- _Problem requirements_:
Return every line of the data below that includes the string "JSON".

- _Data_:
——
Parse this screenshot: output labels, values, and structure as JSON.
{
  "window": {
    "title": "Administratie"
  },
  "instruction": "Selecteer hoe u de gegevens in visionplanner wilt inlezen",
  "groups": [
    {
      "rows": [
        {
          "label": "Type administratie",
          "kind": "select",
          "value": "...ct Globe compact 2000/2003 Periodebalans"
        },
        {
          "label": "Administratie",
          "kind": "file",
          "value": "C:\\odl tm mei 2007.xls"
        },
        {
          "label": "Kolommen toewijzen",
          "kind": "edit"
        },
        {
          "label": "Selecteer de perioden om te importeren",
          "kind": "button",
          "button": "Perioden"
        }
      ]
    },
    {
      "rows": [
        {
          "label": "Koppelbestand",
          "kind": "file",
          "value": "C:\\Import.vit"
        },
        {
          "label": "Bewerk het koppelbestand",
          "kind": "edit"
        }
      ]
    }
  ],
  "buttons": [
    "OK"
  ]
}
——
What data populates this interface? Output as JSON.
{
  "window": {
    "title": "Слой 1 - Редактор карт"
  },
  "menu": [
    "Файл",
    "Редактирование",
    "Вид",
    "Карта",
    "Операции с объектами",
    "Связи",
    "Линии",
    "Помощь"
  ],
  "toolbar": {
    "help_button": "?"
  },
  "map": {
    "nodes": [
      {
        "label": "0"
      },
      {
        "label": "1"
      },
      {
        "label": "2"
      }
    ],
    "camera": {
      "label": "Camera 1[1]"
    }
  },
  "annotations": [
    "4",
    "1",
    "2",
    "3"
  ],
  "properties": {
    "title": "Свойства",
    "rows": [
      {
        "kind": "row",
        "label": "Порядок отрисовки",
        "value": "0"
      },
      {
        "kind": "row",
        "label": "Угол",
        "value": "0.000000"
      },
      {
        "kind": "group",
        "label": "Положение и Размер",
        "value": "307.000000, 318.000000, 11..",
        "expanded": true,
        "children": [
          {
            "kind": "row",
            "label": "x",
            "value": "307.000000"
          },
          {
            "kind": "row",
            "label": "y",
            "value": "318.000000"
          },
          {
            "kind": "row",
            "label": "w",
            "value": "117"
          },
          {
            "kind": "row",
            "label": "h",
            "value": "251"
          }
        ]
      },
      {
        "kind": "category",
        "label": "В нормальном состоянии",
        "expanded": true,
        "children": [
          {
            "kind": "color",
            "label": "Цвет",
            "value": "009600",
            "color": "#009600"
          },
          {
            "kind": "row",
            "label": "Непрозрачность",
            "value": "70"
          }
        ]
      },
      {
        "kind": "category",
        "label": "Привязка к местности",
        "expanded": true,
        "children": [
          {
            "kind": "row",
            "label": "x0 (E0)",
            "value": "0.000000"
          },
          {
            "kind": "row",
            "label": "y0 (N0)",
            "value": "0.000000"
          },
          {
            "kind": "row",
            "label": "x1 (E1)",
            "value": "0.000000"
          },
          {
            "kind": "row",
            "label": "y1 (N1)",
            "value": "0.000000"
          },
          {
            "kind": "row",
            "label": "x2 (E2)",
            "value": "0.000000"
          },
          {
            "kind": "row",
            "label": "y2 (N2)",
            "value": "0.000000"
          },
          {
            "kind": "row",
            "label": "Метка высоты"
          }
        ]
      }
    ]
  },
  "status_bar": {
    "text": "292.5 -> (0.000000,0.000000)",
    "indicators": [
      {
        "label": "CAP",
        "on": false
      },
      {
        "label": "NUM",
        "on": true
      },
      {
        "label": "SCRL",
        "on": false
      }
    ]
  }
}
——
- _Final answer_:
Parse this screenshot: output labels, values, and structure as JSON.
What data populates this interface? Output as JSON.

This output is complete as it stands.